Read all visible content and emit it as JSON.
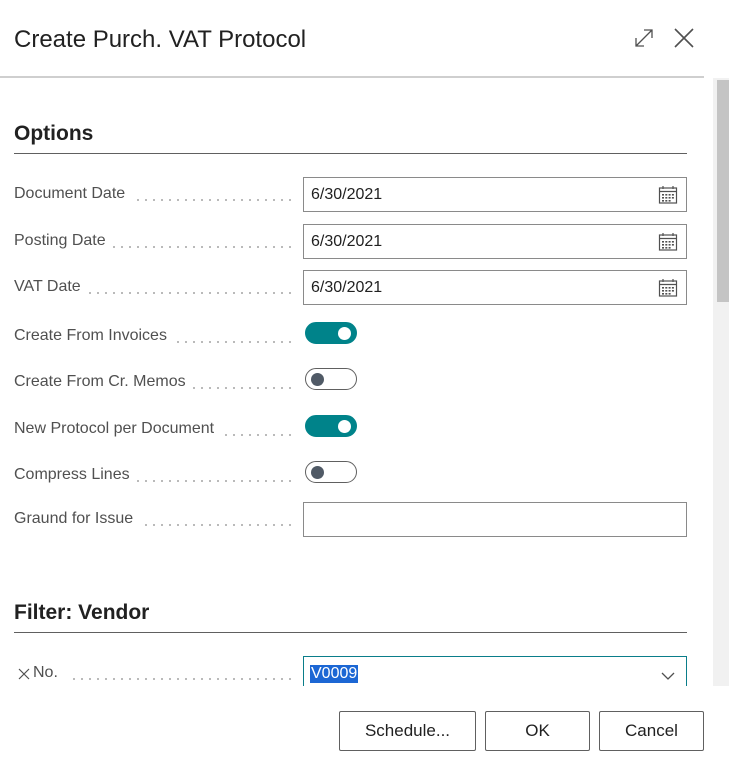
{
  "dialog": {
    "title": "Create Purch. VAT Protocol",
    "expand_icon": "expand-icon",
    "close_icon": "close-icon"
  },
  "options": {
    "title": "Options",
    "document_date": {
      "label": "Document Date",
      "value": "6/30/2021"
    },
    "posting_date": {
      "label": "Posting Date",
      "value": "6/30/2021"
    },
    "vat_date": {
      "label": "VAT Date",
      "value": "6/30/2021"
    },
    "create_from_invoices": {
      "label": "Create From Invoices",
      "on": true
    },
    "create_from_cr_memos": {
      "label": "Create From Cr. Memos",
      "on": false
    },
    "new_protocol_per_document": {
      "label": "New Protocol per Document",
      "on": true
    },
    "compress_lines": {
      "label": "Compress Lines",
      "on": false
    },
    "ground_for_issue": {
      "label": "Graund for Issue",
      "value": ""
    }
  },
  "filter_vendor": {
    "title": "Filter: Vendor",
    "no": {
      "label": "No.",
      "value": "V0009"
    }
  },
  "footer": {
    "schedule_label": "Schedule...",
    "ok_label": "OK",
    "cancel_label": "Cancel"
  },
  "colors": {
    "toggle_on": "#00838a",
    "toggle_off_knob": "#505a66",
    "selection": "#1c67d4"
  }
}
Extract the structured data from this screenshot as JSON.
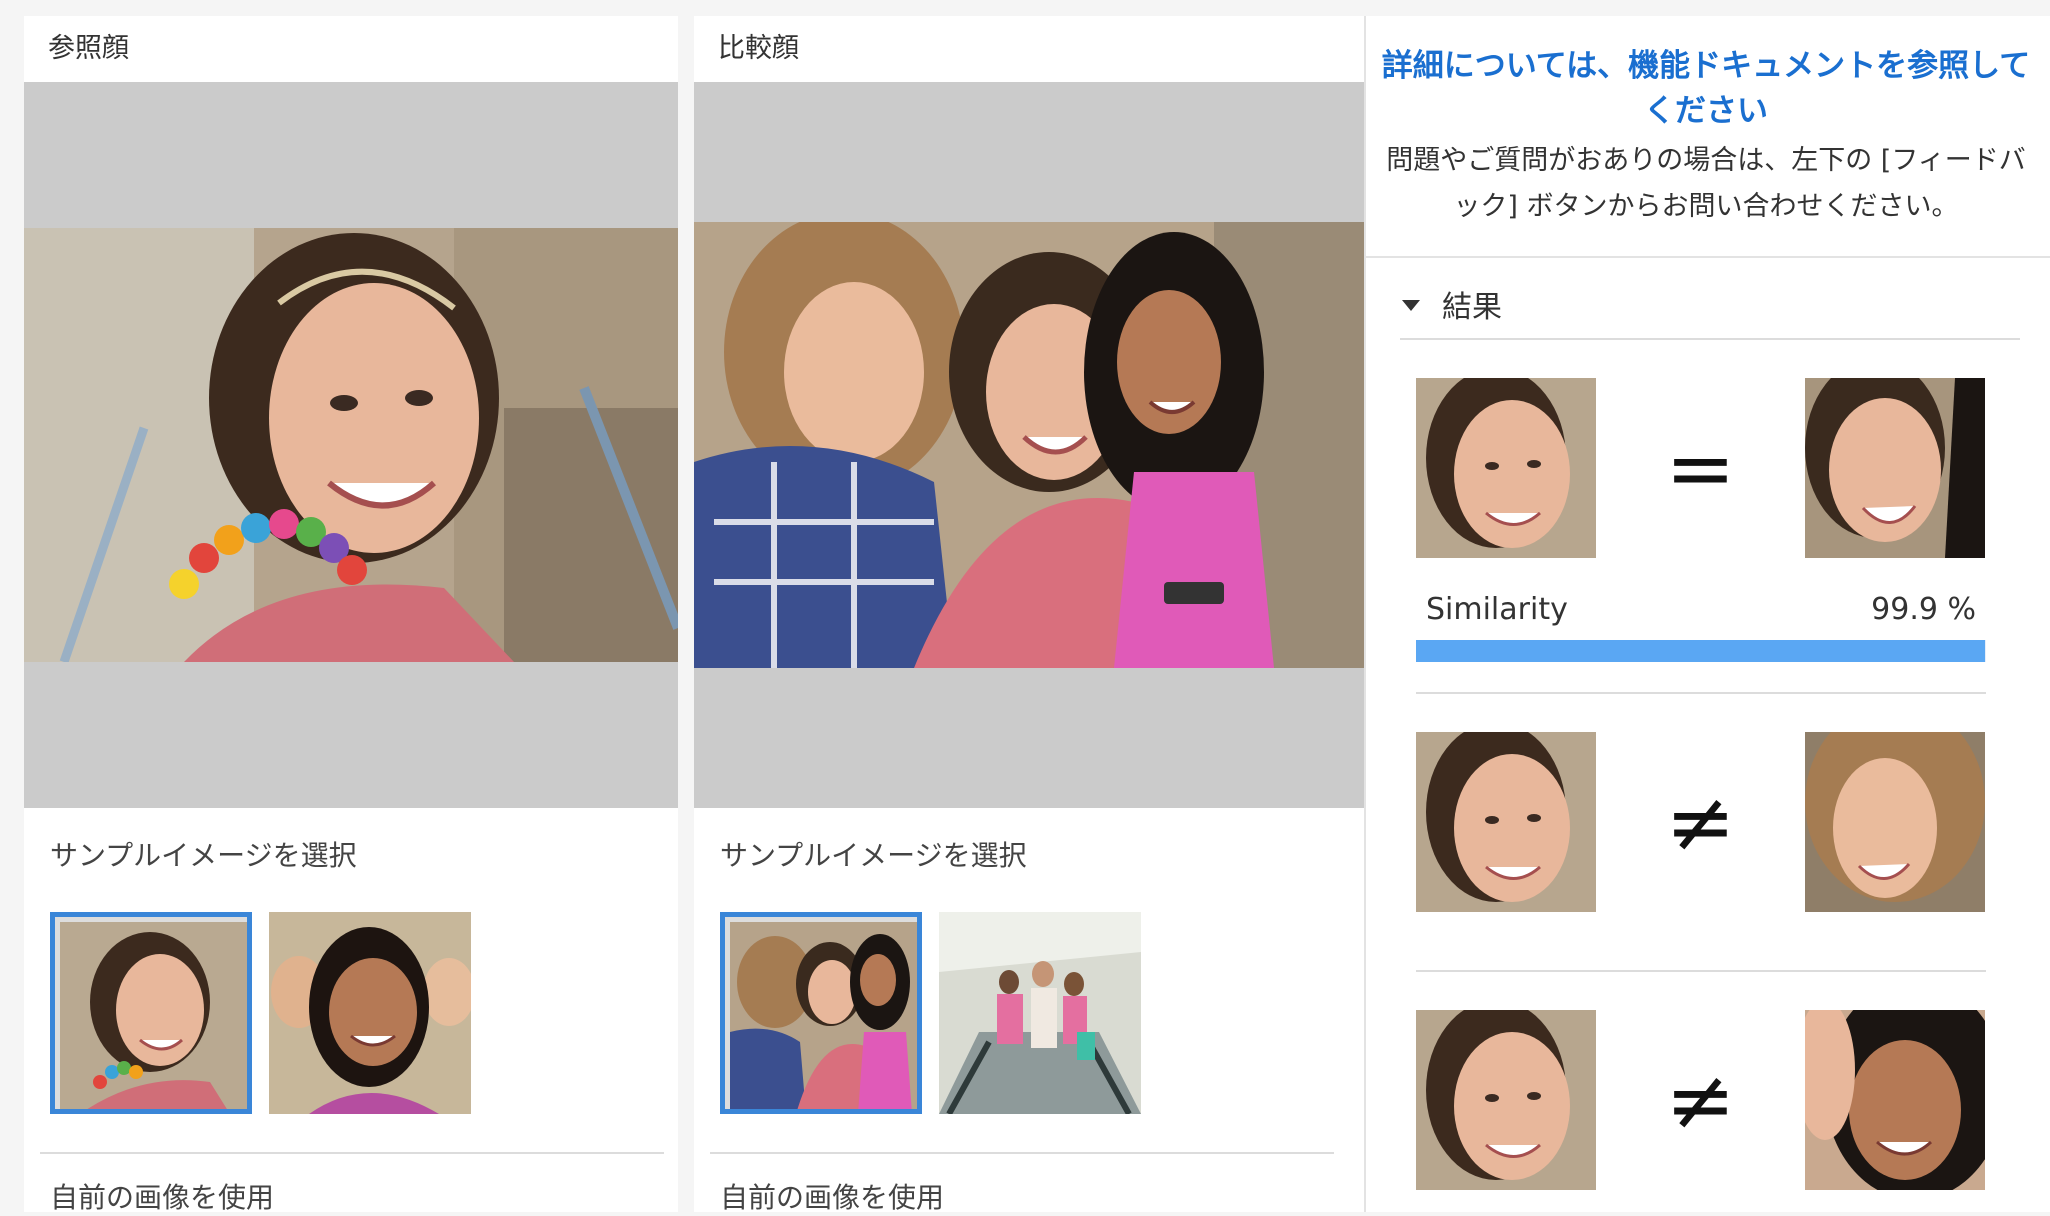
{
  "reference": {
    "header": "参照顔",
    "sample_title": "サンプルイメージを選択",
    "own_image_title": "自前の画像を使用"
  },
  "comparison": {
    "header": "比較顔",
    "sample_title": "サンプルイメージを選択",
    "own_image_title": "自前の画像を使用"
  },
  "panel": {
    "doc_link": "詳細については、機能ドキュメントを参照してください",
    "help_text": "問題やご質問がおありの場合は、左下の [フィードバック] ボタンからお問い合わせください。",
    "results_title": "結果",
    "results": [
      {
        "relation": "=",
        "similarity_label": "Similarity",
        "similarity_value": "99.9 %",
        "similarity_fraction": 0.999
      },
      {
        "relation": "≠"
      },
      {
        "relation": "≠"
      }
    ]
  },
  "colors": {
    "accent": "#1a6fd0",
    "selected_border": "#3a86d8",
    "similarity_bar": "#5aa7f3",
    "stage_bg": "#cbcbcb"
  }
}
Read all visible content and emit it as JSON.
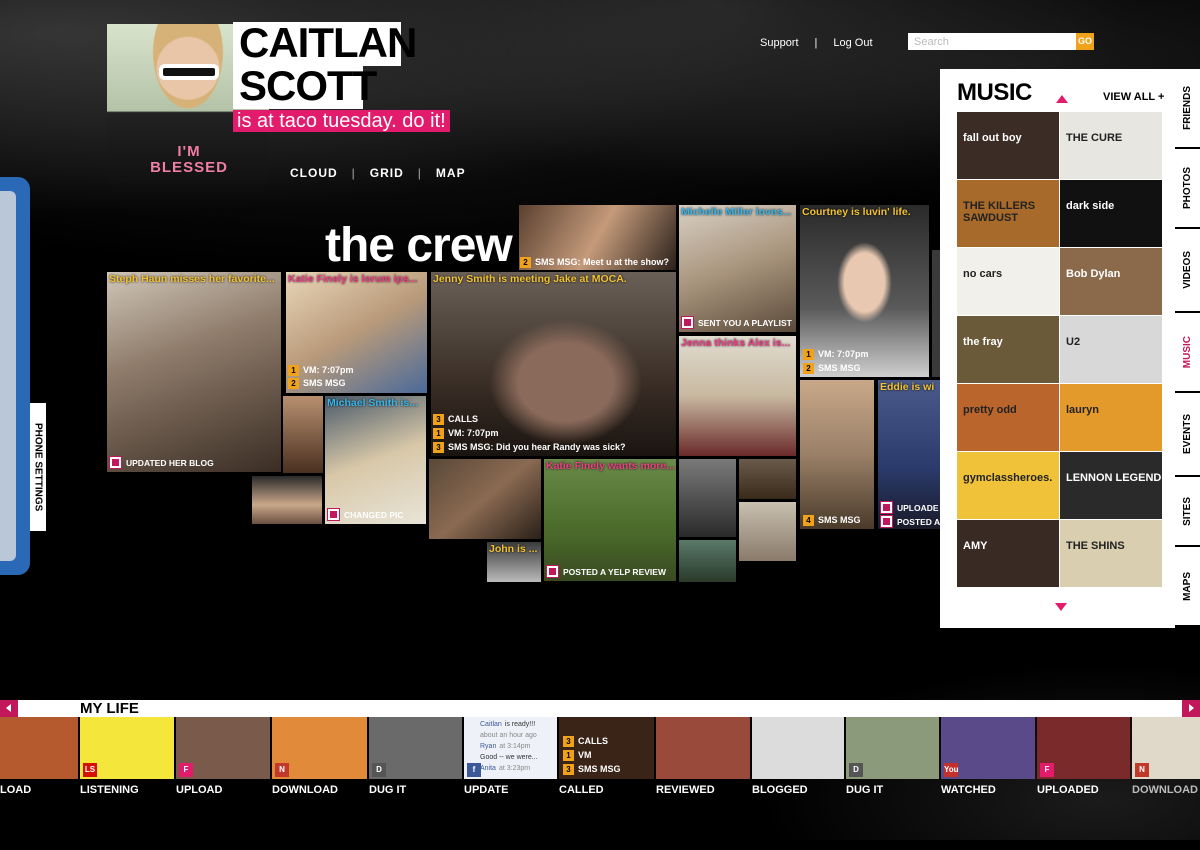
{
  "profile": {
    "first_name": "CAITLAN",
    "last_name": "SCOTT",
    "status": "is at taco tuesday. do it!",
    "shirt_text": "I'M BLESSED"
  },
  "view_nav": [
    "CLOUD",
    "GRID",
    "MAP"
  ],
  "top_nav": {
    "support": "Support",
    "logout": "Log Out"
  },
  "search": {
    "placeholder": "Search",
    "go": "GO"
  },
  "crew": {
    "title": "the crew",
    "tiles": [
      {
        "caption": "Steph Haun misses her favorite...",
        "tag": "UPDATED HER BLOG"
      },
      {
        "caption": "Katie Finely is lorum ips...",
        "stats": [
          {
            "n": "1",
            "text": "VM: 7:07pm"
          },
          {
            "n": "2",
            "text": "SMS MSG"
          }
        ]
      },
      {
        "caption": "Jenny Smith is meeting Jake at MOCA.",
        "stats": [
          {
            "n": "3",
            "text": "CALLS"
          },
          {
            "n": "1",
            "text": "VM: 7:07pm"
          },
          {
            "n": "3",
            "text": "SMS MSG: Did you hear Randy was sick?"
          }
        ]
      },
      {
        "caption": "",
        "stats": [
          {
            "n": "2",
            "text": "SMS MSG: Meet u at the show?"
          }
        ]
      },
      {
        "caption": "Michelle Miller loves...",
        "tag": "SENT YOU A PLAYLIST"
      },
      {
        "caption": "Courtney is luvin' life.",
        "stats": [
          {
            "n": "1",
            "text": "VM: 7:07pm"
          },
          {
            "n": "2",
            "text": "SMS MSG"
          }
        ]
      },
      {
        "caption": "Michael Smith is...",
        "tag": "CHANGED PIC"
      },
      {
        "caption": "Katie Finely wants more...",
        "tag": "POSTED A YELP REVIEW"
      },
      {
        "caption": "Jenna thinks Alex is..."
      },
      {
        "caption": "Eddie is wi",
        "tags": [
          "UPLOADE",
          "POSTED A"
        ]
      },
      {
        "caption": "John is ..."
      },
      {
        "caption": "",
        "stats": [
          {
            "n": "4",
            "text": "SMS MSG"
          }
        ]
      }
    ]
  },
  "music": {
    "title": "MUSIC",
    "view_all": "VIEW ALL",
    "albums": [
      {
        "name": "fall out boy",
        "color": "#3b2d25"
      },
      {
        "name": "THE CURE",
        "color": "#e8e6e0"
      },
      {
        "name": "THE KILLERS SAWDUST",
        "color": "#a86a2a"
      },
      {
        "name": "dark side",
        "color": "#111111"
      },
      {
        "name": "no cars",
        "color": "#f2f0ea"
      },
      {
        "name": "Bob Dylan",
        "color": "#8a6a4a"
      },
      {
        "name": "the fray",
        "color": "#6a5a3a"
      },
      {
        "name": "U2",
        "color": "#d8d8d8"
      },
      {
        "name": "pretty odd",
        "color": "#b9652b"
      },
      {
        "name": "lauryn",
        "color": "#e49a2a"
      },
      {
        "name": "gymclassheroes.",
        "color": "#f0c23a"
      },
      {
        "name": "LENNON LEGEND",
        "color": "#2a2a2a"
      },
      {
        "name": "AMY",
        "color": "#3a2a24"
      },
      {
        "name": "THE SHINS",
        "color": "#d9cfb0"
      }
    ]
  },
  "side_tabs": [
    {
      "label": "FRIENDS",
      "active": false
    },
    {
      "label": "PHOTOS",
      "active": false
    },
    {
      "label": "VIDEOS",
      "active": false
    },
    {
      "label": "MUSIC",
      "active": true
    },
    {
      "label": "EVENTS",
      "active": false
    },
    {
      "label": "SITES",
      "active": false
    },
    {
      "label": "MAPS",
      "active": false
    }
  ],
  "phone_settings": "PHONE SETTINGS",
  "my_life": {
    "title": "MY LIFE",
    "items": [
      {
        "label": "LOAD",
        "color": "#b45a2e",
        "badge": ""
      },
      {
        "label": "LISTENING",
        "color": "#f4e63a",
        "badge": "LS"
      },
      {
        "label": "UPLOAD",
        "color": "#7a5a4a",
        "badge": "F"
      },
      {
        "label": "DOWNLOAD",
        "color": "#e08a3a",
        "badge": "N"
      },
      {
        "label": "DUG IT",
        "color": "#6a6a6a",
        "badge": "D"
      },
      {
        "label": "UPDATE",
        "color": "#eef2f8",
        "badge": "f"
      },
      {
        "label": "CALLED",
        "color": "#3a2418",
        "badge": ""
      },
      {
        "label": "REVIEWED",
        "color": "#9a4a3a",
        "badge": ""
      },
      {
        "label": "BLOGGED",
        "color": "#dcdcdc",
        "badge": ""
      },
      {
        "label": "DUG IT",
        "color": "#8a9a7a",
        "badge": "D"
      },
      {
        "label": "WATCHED",
        "color": "#5a4a8a",
        "badge": "You"
      },
      {
        "label": "UPLOADED",
        "color": "#7a2a2a",
        "badge": "F"
      },
      {
        "label": "DOWNLOAD",
        "color": "#e0d8c8",
        "badge": "N"
      }
    ],
    "update_post": {
      "name": "Caitlan",
      "text": "is ready!!!",
      "time": "about an hour ago",
      "reply_name": "Ryan",
      "reply_time": "at 3:14pm",
      "reply_text": "Good -- we were...",
      "reply2_name": "Anita",
      "reply2_time": "at 3:23pm"
    },
    "called_stats": [
      {
        "n": "3",
        "text": "CALLS"
      },
      {
        "n": "1",
        "text": "VM"
      },
      {
        "n": "3",
        "text": "SMS MSG"
      }
    ]
  }
}
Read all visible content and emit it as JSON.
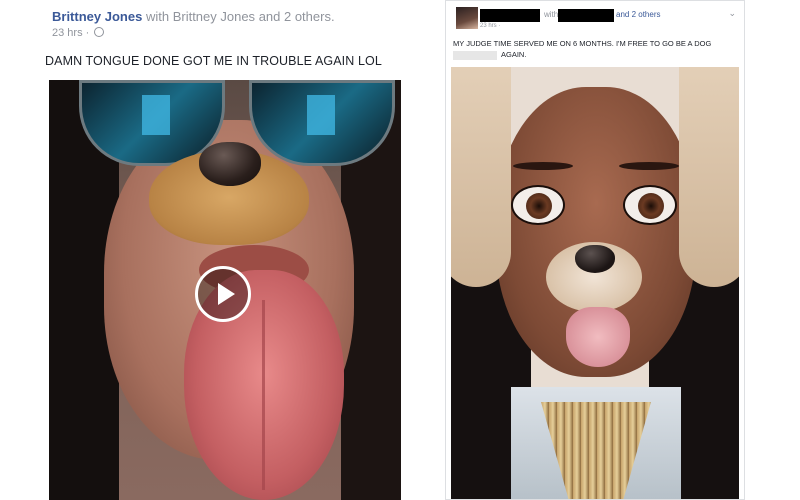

Task to complete:
In your copy of the listing above, reproduce each line exactly and omit all pictures.

Solved exercise:
Read all visible content and emit it as JSON.
{
  "dialog": {
    "title": "Create Purch. VAT Protocol",
    "expand_icon": "expand-icon",
    "close_icon": "close-icon"
  },
  "options": {
    "title": "Options",
    "document_date": {
      "label": "Document Date",
      "value": "6/30/2021"
    },
    "posting_date": {
      "label": "Posting Date",
      "value": "6/30/2021"
    },
    "vat_date": {
      "label": "VAT Date",
      "value": "6/30/2021"
    },
    "create_from_invoices": {
      "label": "Create From Invoices",
      "on": true
    },
    "create_from_cr_memos": {
      "label": "Create From Cr. Memos",
      "on": false
    },
    "new_protocol_per_document": {
      "label": "New Protocol per Document",
      "on": true
    },
    "compress_lines": {
      "label": "Compress Lines",
      "on": false
    },
    "ground_for_issue": {
      "label": "Graund for Issue",
      "value": ""
    }
  },
  "filter_vendor": {
    "title": "Filter: Vendor",
    "no": {
      "label": "No.",
      "value": "V0009"
    }
  },
  "footer": {
    "schedule_label": "Schedule...",
    "ok_label": "OK",
    "cancel_label": "Cancel"
  },
  "colors": {
    "toggle_on": "#00838a",
    "toggle_off_knob": "#505a66",
    "selection": "#1c67d4"
  }
}
Extract the structured data from this screenshot as JSON.
{
  "reference": {
    "header": "参照顔",
    "sample_title": "サンプルイメージを選択",
    "own_image_title": "自前の画像を使用"
  },
  "comparison": {
    "header": "比較顔",
    "sample_title": "サンプルイメージを選択",
    "own_image_title": "自前の画像を使用"
  },
  "panel": {
    "doc_link": "詳細については、機能ドキュメントを参照してください",
    "help_text": "問題やご質問がおありの場合は、左下の [フィードバック] ボタンからお問い合わせください。",
    "results_title": "結果",
    "results": [
      {
        "relation": "=",
        "similarity_label": "Similarity",
        "similarity_value": "99.9 %",
        "similarity_fraction": 0.999
      },
      {
        "relation": "≠"
      },
      {
        "relation": "≠"
      }
    ]
  },
  "colors": {
    "accent": "#1a6fd0",
    "selected_border": "#3a86d8",
    "similarity_bar": "#5aa7f3",
    "stage_bg": "#cbcbcb"
  }
}
Read all visible content and emit it as JSON.
{
  "profile": {
    "first_name": "CAITLAN",
    "last_name": "SCOTT",
    "status": "is at taco tuesday. do it!",
    "shirt_text": "I'M BLESSED"
  },
  "view_nav": [
    "CLOUD",
    "GRID",
    "MAP"
  ],
  "top_nav": {
    "support": "Support",
    "logout": "Log Out"
  },
  "search": {
    "placeholder": "Search",
    "go": "GO"
  },
  "crew": {
    "title": "the crew",
    "tiles": [
      {
        "caption": "Steph Haun misses her favorite...",
        "tag": "UPDATED HER BLOG"
      },
      {
        "caption": "Katie Finely is lorum ips...",
        "stats": [
          {
            "n": "1",
            "text": "VM: 7:07pm"
          },
          {
            "n": "2",
            "text": "SMS MSG"
          }
        ]
      },
      {
        "caption": "Jenny Smith is meeting Jake at MOCA.",
        "stats": [
          {
            "n": "3",
            "text": "CALLS"
          },
          {
            "n": "1",
            "text": "VM: 7:07pm"
          },
          {
            "n": "3",
            "text": "SMS MSG: Did you hear Randy was sick?"
          }
        ]
      },
      {
        "caption": "",
        "stats": [
          {
            "n": "2",
            "text": "SMS MSG: Meet u at the show?"
          }
        ]
      },
      {
        "caption": "Michelle Miller loves...",
        "tag": "SENT YOU A PLAYLIST"
      },
      {
        "caption": "Courtney is luvin' life.",
        "stats": [
          {
            "n": "1",
            "text": "VM: 7:07pm"
          },
          {
            "n": "2",
            "text": "SMS MSG"
          }
        ]
      },
      {
        "caption": "Michael Smith is...",
        "tag": "CHANGED PIC"
      },
      {
        "caption": "Katie Finely wants more...",
        "tag": "POSTED A YELP REVIEW"
      },
      {
        "caption": "Jenna thinks Alex is..."
      },
      {
        "caption": "Eddie is wi",
        "tags": [
          "UPLOADE",
          "POSTED A"
        ]
      },
      {
        "caption": "John is ..."
      },
      {
        "caption": "",
        "stats": [
          {
            "n": "4",
            "text": "SMS MSG"
          }
        ]
      }
    ]
  },
  "music": {
    "title": "MUSIC",
    "view_all": "VIEW ALL",
    "albums": [
      {
        "name": "fall out boy",
        "color": "#3b2d25"
      },
      {
        "name": "THE CURE",
        "color": "#e8e6e0"
      },
      {
        "name": "THE KILLERS SAWDUST",
        "color": "#a86a2a"
      },
      {
        "name": "dark side",
        "color": "#111111"
      },
      {
        "name": "no cars",
        "color": "#f2f0ea"
      },
      {
        "name": "Bob Dylan",
        "color": "#8a6a4a"
      },
      {
        "name": "the fray",
        "color": "#6a5a3a"
      },
      {
        "name": "U2",
        "color": "#d8d8d8"
      },
      {
        "name": "pretty odd",
        "color": "#b9652b"
      },
      {
        "name": "lauryn",
        "color": "#e49a2a"
      },
      {
        "name": "gymclassheroes.",
        "color": "#f0c23a"
      },
      {
        "name": "LENNON LEGEND",
        "color": "#2a2a2a"
      },
      {
        "name": "AMY",
        "color": "#3a2a24"
      },
      {
        "name": "THE SHINS",
        "color": "#d9cfb0"
      }
    ]
  },
  "side_tabs": [
    {
      "label": "FRIENDS",
      "active": false
    },
    {
      "label": "PHOTOS",
      "active": false
    },
    {
      "label": "VIDEOS",
      "active": false
    },
    {
      "label": "MUSIC",
      "active": true
    },
    {
      "label": "EVENTS",
      "active": false
    },
    {
      "label": "SITES",
      "active": false
    },
    {
      "label": "MAPS",
      "active": false
    }
  ],
  "phone_settings": "PHONE SETTINGS",
  "my_life": {
    "title": "MY LIFE",
    "items": [
      {
        "label": "LOAD",
        "color": "#b45a2e",
        "badge": ""
      },
      {
        "label": "LISTENING",
        "color": "#f4e63a",
        "badge": "LS"
      },
      {
        "label": "UPLOAD",
        "color": "#7a5a4a",
        "badge": "F"
      },
      {
        "label": "DOWNLOAD",
        "color": "#e08a3a",
        "badge": "N"
      },
      {
        "label": "DUG IT",
        "color": "#6a6a6a",
        "badge": "D"
      },
      {
        "label": "UPDATE",
        "color": "#eef2f8",
        "badge": "f"
      },
      {
        "label": "CALLED",
        "color": "#3a2418",
        "badge": ""
      },
      {
        "label": "REVIEWED",
        "color": "#9a4a3a",
        "badge": ""
      },
      {
        "label": "BLOGGED",
        "color": "#dcdcdc",
        "badge": ""
      },
      {
        "label": "DUG IT",
        "color": "#8a9a7a",
        "badge": "D"
      },
      {
        "label": "WATCHED",
        "color": "#5a4a8a",
        "badge": "You"
      },
      {
        "label": "UPLOADED",
        "color": "#7a2a2a",
        "badge": "F"
      },
      {
        "label": "DOWNLOAD",
        "color": "#e0d8c8",
        "badge": "N"
      }
    ],
    "update_post": {
      "name": "Caitlan",
      "text": "is ready!!!",
      "time": "about an hour ago",
      "reply_name": "Ryan",
      "reply_time": "at 3:14pm",
      "reply_text": "Good -- we were...",
      "reply2_name": "Anita",
      "reply2_time": "at 3:23pm"
    },
    "called_stats": [
      {
        "n": "3",
        "text": "CALLS"
      },
      {
        "n": "1",
        "text": "VM"
      },
      {
        "n": "3",
        "text": "SMS MSG"
      }
    ]
  }
}
Read all visible content and emit it as JSON.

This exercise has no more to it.